» YOUR GOAL
Reproduce the entries exactly.

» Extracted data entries
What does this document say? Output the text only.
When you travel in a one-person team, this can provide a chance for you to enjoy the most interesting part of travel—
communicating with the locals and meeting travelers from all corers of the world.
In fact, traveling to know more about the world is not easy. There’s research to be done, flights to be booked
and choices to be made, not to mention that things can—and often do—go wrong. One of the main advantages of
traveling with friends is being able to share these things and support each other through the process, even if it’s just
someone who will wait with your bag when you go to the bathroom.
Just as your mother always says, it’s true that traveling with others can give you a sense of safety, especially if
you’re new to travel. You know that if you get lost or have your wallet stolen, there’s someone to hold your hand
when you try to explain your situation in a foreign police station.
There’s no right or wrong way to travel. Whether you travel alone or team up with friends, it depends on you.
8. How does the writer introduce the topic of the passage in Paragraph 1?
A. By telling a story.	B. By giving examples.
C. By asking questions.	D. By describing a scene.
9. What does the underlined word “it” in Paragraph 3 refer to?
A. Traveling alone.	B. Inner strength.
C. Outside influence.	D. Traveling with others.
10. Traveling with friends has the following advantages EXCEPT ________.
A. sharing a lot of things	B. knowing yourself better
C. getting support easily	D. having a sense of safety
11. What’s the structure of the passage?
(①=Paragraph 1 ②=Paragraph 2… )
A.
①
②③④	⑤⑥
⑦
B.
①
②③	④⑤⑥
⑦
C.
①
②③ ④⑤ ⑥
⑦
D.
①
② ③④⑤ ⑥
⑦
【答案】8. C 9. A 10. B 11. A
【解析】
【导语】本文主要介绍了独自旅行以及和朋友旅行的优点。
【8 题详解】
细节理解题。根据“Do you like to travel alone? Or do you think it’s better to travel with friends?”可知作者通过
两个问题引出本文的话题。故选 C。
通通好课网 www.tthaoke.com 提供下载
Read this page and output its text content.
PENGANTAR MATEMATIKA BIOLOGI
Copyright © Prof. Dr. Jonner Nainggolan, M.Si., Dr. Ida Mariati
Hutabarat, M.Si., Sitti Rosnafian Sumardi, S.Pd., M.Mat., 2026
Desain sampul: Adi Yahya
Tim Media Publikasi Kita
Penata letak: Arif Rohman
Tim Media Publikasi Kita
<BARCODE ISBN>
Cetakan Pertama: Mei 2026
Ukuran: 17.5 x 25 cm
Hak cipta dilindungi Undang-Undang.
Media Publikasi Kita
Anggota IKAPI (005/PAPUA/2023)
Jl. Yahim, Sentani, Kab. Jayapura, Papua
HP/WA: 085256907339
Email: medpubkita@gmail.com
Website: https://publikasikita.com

» COMPLETED TASK
What does this document say? Output the text only.
When you travel in a one-person team, this can provide a chance for you to enjoy the most interesting part of travel—
communicating with the locals and meeting travelers from all corers of the world.
In fact, traveling to know more about the world is not easy. There’s research to be done, flights to be booked
and choices to be made, not to mention that things can—and often do—go wrong. One of the main advantages of
traveling with friends is being able to share these things and support each other through the process, even if it’s just
someone who will wait with your bag when you go to the bathroom.
Just as your mother always says, it’s true that traveling with others can give you a sense of safety, especially if
you’re new to travel. You know that if you get lost or have your wallet stolen, there’s someone to hold your hand
when you try to explain your situation in a foreign police station.
There’s no right or wrong way to travel. Whether you travel alone or team up with friends, it depends on you.
8. How does the writer introduce the topic of the passage in Paragraph 1?
A. By telling a story.	B. By giving examples.
C. By asking questions.	D. By describing a scene.
9. What does the underlined word “it” in Paragraph 3 refer to?
A. Traveling alone.	B. Inner strength.
C. Outside influence.	D. Traveling with others.
10. Traveling with friends has the following advantages EXCEPT ________.
A. sharing a lot of things	B. knowing yourself better
C. getting support easily	D. having a sense of safety
11. What’s the structure of the passage?
(①=Paragraph 1 ②=Paragraph 2… )
A.
①
②③④	⑤⑥
⑦
B.
①
②③	④⑤⑥
⑦
C.
①
②③ ④⑤ ⑥
⑦
D.
①
② ③④⑤ ⑥
⑦
【答案】8. C 9. A 10. B 11. A
【解析】
【导语】本文主要介绍了独自旅行以及和朋友旅行的优点。
【8 题详解】
细节理解题。根据“Do you like to travel alone? Or do you think it’s better to travel with friends?”可知作者通过
两个问题引出本文的话题。故选 C。
通通好课网 www.tthaoke.com 提供下载
Read this page and output its text content.
PENGANTAR MATEMATIKA BIOLOGI
Copyright © Prof. Dr. Jonner Nainggolan, M.Si., Dr. Ida Mariati
Hutabarat, M.Si., Sitti Rosnafian Sumardi, S.Pd., M.Mat., 2026
Desain sampul: Adi Yahya
Tim Media Publikasi Kita
Penata letak: Arif Rohman
Tim Media Publikasi Kita
<BARCODE ISBN>
Cetakan Pertama: Mei 2026
Ukuran: 17.5 x 25 cm
Hak cipta dilindungi Undang-Undang.
Media Publikasi Kita
Anggota IKAPI (005/PAPUA/2023)
Jl. Yahim, Sentani, Kab. Jayapura, Papua
HP/WA: 085256907339
Email: medpubkita@gmail.com
Website: https://publikasikita.com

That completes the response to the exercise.